Task objective:
Copy each line exactly. Leave nothing out.

Items:
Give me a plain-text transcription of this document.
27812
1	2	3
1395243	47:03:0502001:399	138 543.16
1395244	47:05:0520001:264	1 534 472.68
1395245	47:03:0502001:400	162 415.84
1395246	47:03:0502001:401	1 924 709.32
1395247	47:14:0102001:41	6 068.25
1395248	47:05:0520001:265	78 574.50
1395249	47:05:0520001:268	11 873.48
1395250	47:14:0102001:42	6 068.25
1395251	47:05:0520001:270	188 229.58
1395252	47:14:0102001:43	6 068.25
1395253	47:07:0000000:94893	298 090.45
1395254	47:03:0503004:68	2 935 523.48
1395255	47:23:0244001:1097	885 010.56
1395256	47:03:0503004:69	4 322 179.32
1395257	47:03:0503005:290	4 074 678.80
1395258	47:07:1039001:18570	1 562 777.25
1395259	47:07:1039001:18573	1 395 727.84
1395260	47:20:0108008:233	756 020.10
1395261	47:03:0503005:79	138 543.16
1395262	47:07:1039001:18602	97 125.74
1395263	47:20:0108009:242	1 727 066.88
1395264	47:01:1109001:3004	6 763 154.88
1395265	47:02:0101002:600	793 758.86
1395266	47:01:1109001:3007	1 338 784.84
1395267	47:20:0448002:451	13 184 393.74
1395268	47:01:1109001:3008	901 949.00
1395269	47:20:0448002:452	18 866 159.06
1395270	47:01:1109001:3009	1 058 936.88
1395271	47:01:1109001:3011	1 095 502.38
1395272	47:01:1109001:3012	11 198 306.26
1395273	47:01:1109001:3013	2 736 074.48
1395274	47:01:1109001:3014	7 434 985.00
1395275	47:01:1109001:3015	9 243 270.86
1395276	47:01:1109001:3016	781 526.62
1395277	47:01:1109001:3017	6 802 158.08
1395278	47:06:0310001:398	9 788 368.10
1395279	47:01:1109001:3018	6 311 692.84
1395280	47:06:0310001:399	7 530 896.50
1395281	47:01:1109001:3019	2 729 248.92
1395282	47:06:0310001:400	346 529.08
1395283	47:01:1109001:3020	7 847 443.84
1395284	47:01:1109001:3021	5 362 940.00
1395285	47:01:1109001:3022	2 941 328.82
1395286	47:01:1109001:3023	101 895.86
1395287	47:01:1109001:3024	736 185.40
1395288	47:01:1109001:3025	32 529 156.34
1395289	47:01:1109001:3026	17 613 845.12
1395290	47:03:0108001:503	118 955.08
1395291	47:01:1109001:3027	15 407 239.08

Right answer:
Give me a plain-text transcription of this document.
27812
1	2	3
1395243	47:03:0502001:399	138 543.16
1395244	47:05:0520001:264	1 534 472.68
1395245	47:03:0502001:400	162 415.84
1395246	47:03:0502001:401	1 924 709.32
1395247	47:14:0102001:41	6 068.25
1395248	47:05:0520001:265	78 574.50
1395249	47:05:0520001:268	11 873.48
1395250	47:14:0102001:42	6 068.25
1395251	47:05:0520001:270	188 229.58
1395252	47:14:0102001:43	6 068.25
1395253	47:07:0000000:94893	298 090.45
1395254	47:03:0503004:68	2 935 523.48
1395255	47:23:0244001:1097	885 010.56
1395256	47:03:0503004:69	4 322 179.32
1395257	47:03:0503005:290	4 074 678.80
1395258	47:07:1039001:18570	1 562 777.25
1395259	47:07:1039001:18573	1 395 727.84
1395260	47:20:0108008:233	756 020.10
1395261	47:03:0503005:79	138 543.16
1395262	47:07:1039001:18602	97 125.74
1395263	47:20:0108009:242	1 727 066.88
1395264	47:01:1109001:3004	6 763 154.88
1395265	47:02:0101002:600	793 758.86
1395266	47:01:1109001:3007	1 338 784.84
1395267	47:20:0448002:451	13 184 393.74
1395268	47:01:1109001:3008	901 949.00
1395269	47:20:0448002:452	18 866 159.06
1395270	47:01:1109001:3009	1 058 936.88
1395271	47:01:1109001:3011	1 095 502.38
1395272	47:01:1109001:3012	11 198 306.26
1395273	47:01:1109001:3013	2 736 074.48
1395274	47:01:1109001:3014	7 434 985.00
1395275	47:01:1109001:3015	9 243 270.86
1395276	47:01:1109001:3016	781 526.62
1395277	47:01:1109001:3017	6 802 158.08
1395278	47:06:0310001:398	9 788 368.10
1395279	47:01:1109001:3018	6 311 692.84
1395280	47:06:0310001:399	7 530 896.50
1395281	47:01:1109001:3019	2 729 248.92
1395282	47:06:0310001:400	346 529.08
1395283	47:01:1109001:3020	7 847 443.84
1395284	47:01:1109001:3021	5 362 940.00
1395285	47:01:1109001:3022	2 941 328.82
1395286	47:01:1109001:3023	101 895.86
1395287	47:01:1109001:3024	736 185.40
1395288	47:01:1109001:3025	32 529 156.34
1395289	47:01:1109001:3026	17 613 845.12
1395290	47:03:0108001:503	118 955.08
1395291	47:01:1109001:3027	15 407 239.08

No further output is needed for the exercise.